» **WHAT IS ASKED**:
Repeat, word for word, the line with "Give me the" and each one after it to the end. No picture goes into the copy.

********************

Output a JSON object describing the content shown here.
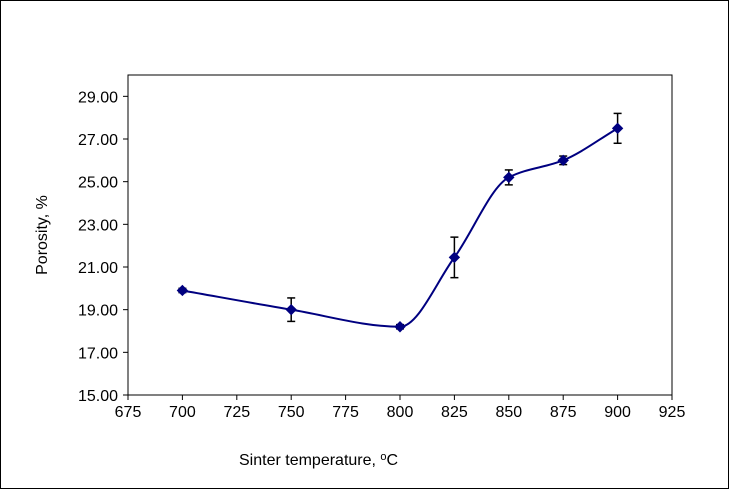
{
  "chart_data": {
    "type": "scatter",
    "title": "",
    "xlabel": "Sinter temperature, ",
    "xlabel_sup": "o",
    "xlabel_tail": "C",
    "ylabel": "Porosity, %",
    "xlim": [
      675,
      925
    ],
    "ylim": [
      15.0,
      30.0
    ],
    "x_ticks": [
      "675",
      "700",
      "725",
      "750",
      "775",
      "800",
      "825",
      "850",
      "875",
      "900",
      "925"
    ],
    "x_tick_values": [
      675,
      700,
      725,
      750,
      775,
      800,
      825,
      850,
      875,
      900,
      925
    ],
    "y_ticks": [
      "15.00",
      "17.00",
      "19.00",
      "21.00",
      "23.00",
      "25.00",
      "27.00",
      "29.00"
    ],
    "y_tick_values": [
      15,
      17,
      19,
      21,
      23,
      25,
      27,
      29
    ],
    "legend": "none",
    "grid": false,
    "smooth_line": true,
    "series": [
      {
        "name": "Porosity",
        "color": "#000080",
        "x": [
          700,
          750,
          800,
          825,
          850,
          875,
          900
        ],
        "y": [
          19.9,
          19.0,
          18.2,
          21.45,
          25.2,
          26.0,
          27.5
        ],
        "error": [
          0.1,
          0.55,
          0.1,
          0.95,
          0.35,
          0.2,
          0.7
        ]
      }
    ]
  }
}
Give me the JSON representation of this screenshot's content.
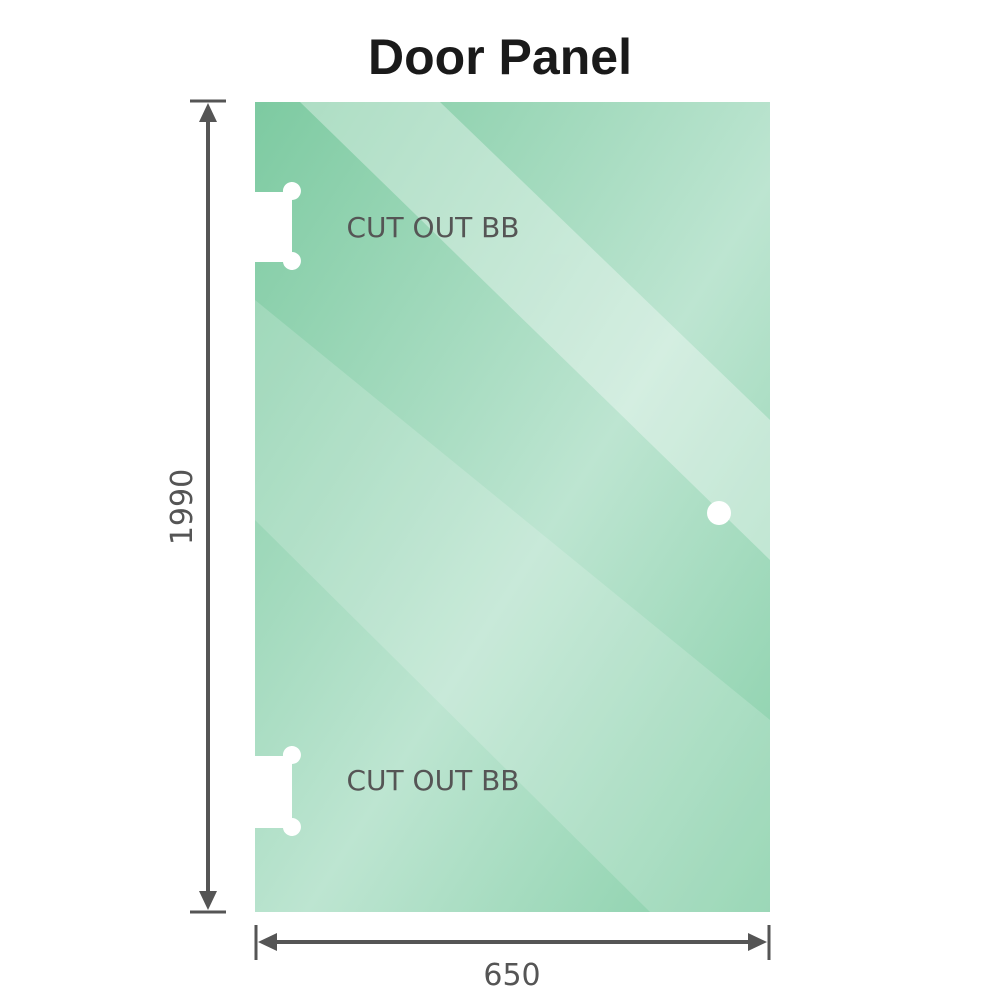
{
  "title": "Door Panel",
  "dimensions": {
    "height": "1990",
    "width": "650"
  },
  "cutouts": [
    {
      "label": "CUT OUT BB"
    },
    {
      "label": "CUT OUT BB"
    }
  ],
  "colors": {
    "glass": "#7fcca3",
    "glass_light": "#bfe6d2",
    "dimension_line": "#555555",
    "title": "#1a1a1a"
  }
}
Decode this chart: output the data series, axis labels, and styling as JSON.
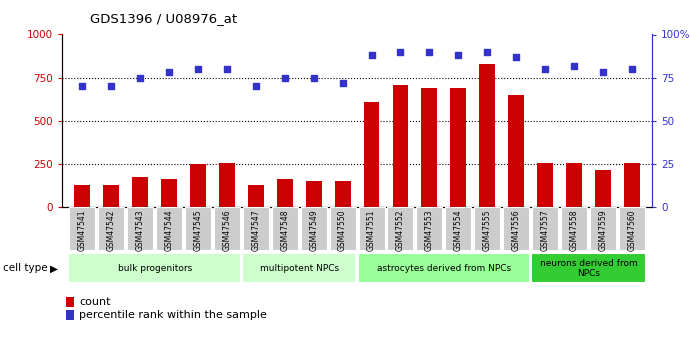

********************

» **RESULT FOR THIS EXERCISE**:
Give me the JSON representation of this screenshot's content.
{
  "title": "Door Panel",
  "dimensions": {
    "height": "1990",
    "width": "650"
  },
  "cutouts": [
    {
      "label": "CUT OUT BB"
    },
    {
      "label": "CUT OUT BB"
    }
  ],
  "colors": {
    "glass": "#7fcca3",
    "glass_light": "#bfe6d2",
    "dimension_line": "#555555",
    "title": "#1a1a1a"
  }
}
Decode this chart: output the data series, axis labels, and styling as JSON.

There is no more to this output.